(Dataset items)
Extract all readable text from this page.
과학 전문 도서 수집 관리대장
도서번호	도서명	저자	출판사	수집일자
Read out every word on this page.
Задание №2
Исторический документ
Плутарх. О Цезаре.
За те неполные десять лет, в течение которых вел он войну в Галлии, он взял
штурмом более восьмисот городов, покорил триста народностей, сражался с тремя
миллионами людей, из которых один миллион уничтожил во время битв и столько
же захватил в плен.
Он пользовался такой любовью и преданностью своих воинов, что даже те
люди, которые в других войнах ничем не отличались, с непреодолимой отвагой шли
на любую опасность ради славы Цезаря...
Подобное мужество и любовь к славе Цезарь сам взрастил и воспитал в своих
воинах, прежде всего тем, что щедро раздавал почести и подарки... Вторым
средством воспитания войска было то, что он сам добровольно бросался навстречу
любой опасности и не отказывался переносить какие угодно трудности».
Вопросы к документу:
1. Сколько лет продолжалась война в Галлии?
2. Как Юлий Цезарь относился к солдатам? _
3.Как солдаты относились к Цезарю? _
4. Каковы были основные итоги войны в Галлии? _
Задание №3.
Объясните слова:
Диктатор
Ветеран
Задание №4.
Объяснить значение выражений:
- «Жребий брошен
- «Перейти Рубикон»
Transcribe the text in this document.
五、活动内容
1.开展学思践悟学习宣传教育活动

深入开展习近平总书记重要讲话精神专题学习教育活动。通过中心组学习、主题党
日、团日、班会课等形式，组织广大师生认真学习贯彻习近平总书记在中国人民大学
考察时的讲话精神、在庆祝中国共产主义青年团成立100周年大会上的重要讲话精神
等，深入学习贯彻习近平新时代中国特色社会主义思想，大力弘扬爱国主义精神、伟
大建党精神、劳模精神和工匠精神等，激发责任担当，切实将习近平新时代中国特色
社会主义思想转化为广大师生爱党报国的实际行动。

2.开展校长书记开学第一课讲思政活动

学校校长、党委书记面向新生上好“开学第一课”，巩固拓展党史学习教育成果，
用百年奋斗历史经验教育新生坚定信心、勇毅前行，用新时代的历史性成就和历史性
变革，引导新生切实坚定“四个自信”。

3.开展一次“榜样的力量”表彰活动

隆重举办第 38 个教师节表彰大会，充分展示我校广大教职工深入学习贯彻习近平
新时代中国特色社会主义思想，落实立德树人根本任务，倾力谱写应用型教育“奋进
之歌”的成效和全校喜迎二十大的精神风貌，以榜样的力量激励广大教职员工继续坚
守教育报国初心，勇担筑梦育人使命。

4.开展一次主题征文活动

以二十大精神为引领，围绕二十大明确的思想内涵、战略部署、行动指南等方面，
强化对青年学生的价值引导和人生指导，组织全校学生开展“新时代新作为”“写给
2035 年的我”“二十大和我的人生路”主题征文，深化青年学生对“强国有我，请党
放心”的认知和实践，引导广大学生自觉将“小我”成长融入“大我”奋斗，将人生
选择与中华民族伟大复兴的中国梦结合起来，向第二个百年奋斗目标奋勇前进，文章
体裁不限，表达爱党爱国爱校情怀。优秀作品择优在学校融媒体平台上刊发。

*TASK TO COMPLETE*:
Copy out each line above, character for character.

*SOLUTION TO THE PROBLEM*:
Extract all readable text from this page.
과학 전문 도서 수집 관리대장
도서번호	도서명	저자	출판사	수집일자
Read out every word on this page.
Задание №2
Исторический документ
Плутарх. О Цезаре.
За те неполные десять лет, в течение которых вел он войну в Галлии, он взял
штурмом более восьмисот городов, покорил триста народностей, сражался с тремя
миллионами людей, из которых один миллион уничтожил во время битв и столько
же захватил в плен.
Он пользовался такой любовью и преданностью своих воинов, что даже те
люди, которые в других войнах ничем не отличались, с непреодолимой отвагой шли
на любую опасность ради славы Цезаря...
Подобное мужество и любовь к славе Цезарь сам взрастил и воспитал в своих
воинах, прежде всего тем, что щедро раздавал почести и подарки... Вторым
средством воспитания войска было то, что он сам добровольно бросался навстречу
любой опасности и не отказывался переносить какие угодно трудности».
Вопросы к документу:
1. Сколько лет продолжалась война в Галлии?
2. Как Юлий Цезарь относился к солдатам? _
3.Как солдаты относились к Цезарю? _
4. Каковы были основные итоги войны в Галлии? _
Задание №3.
Объясните слова:
Диктатор
Ветеран
Задание №4.
Объяснить значение выражений:
- «Жребий брошен
- «Перейти Рубикон»
Transcribe the text in this document.
五、活动内容
1.开展学思践悟学习宣传教育活动

深入开展习近平总书记重要讲话精神专题学习教育活动。通过中心组学习、主题党
日、团日、班会课等形式，组织广大师生认真学习贯彻习近平总书记在中国人民大学
考察时的讲话精神、在庆祝中国共产主义青年团成立100周年大会上的重要讲话精神
等，深入学习贯彻习近平新时代中国特色社会主义思想，大力弘扬爱国主义精神、伟
大建党精神、劳模精神和工匠精神等，激发责任担当，切实将习近平新时代中国特色
社会主义思想转化为广大师生爱党报国的实际行动。

2.开展校长书记开学第一课讲思政活动

学校校长、党委书记面向新生上好“开学第一课”，巩固拓展党史学习教育成果，
用百年奋斗历史经验教育新生坚定信心、勇毅前行，用新时代的历史性成就和历史性
变革，引导新生切实坚定“四个自信”。

3.开展一次“榜样的力量”表彰活动

隆重举办第 38 个教师节表彰大会，充分展示我校广大教职工深入学习贯彻习近平
新时代中国特色社会主义思想，落实立德树人根本任务，倾力谱写应用型教育“奋进
之歌”的成效和全校喜迎二十大的精神风貌，以榜样的力量激励广大教职员工继续坚
守教育报国初心，勇担筑梦育人使命。

4.开展一次主题征文活动

以二十大精神为引领，围绕二十大明确的思想内涵、战略部署、行动指南等方面，
强化对青年学生的价值引导和人生指导，组织全校学生开展“新时代新作为”“写给
2035 年的我”“二十大和我的人生路”主题征文，深化青年学生对“强国有我，请党
放心”的认知和实践，引导广大学生自觉将“小我”成长融入“大我”奋斗，将人生
选择与中华民族伟大复兴的中国梦结合起来，向第二个百年奋斗目标奋勇前进，文章
体裁不限，表达爱党爱国爱校情怀。优秀作品择优在学校融媒体平台上刊发。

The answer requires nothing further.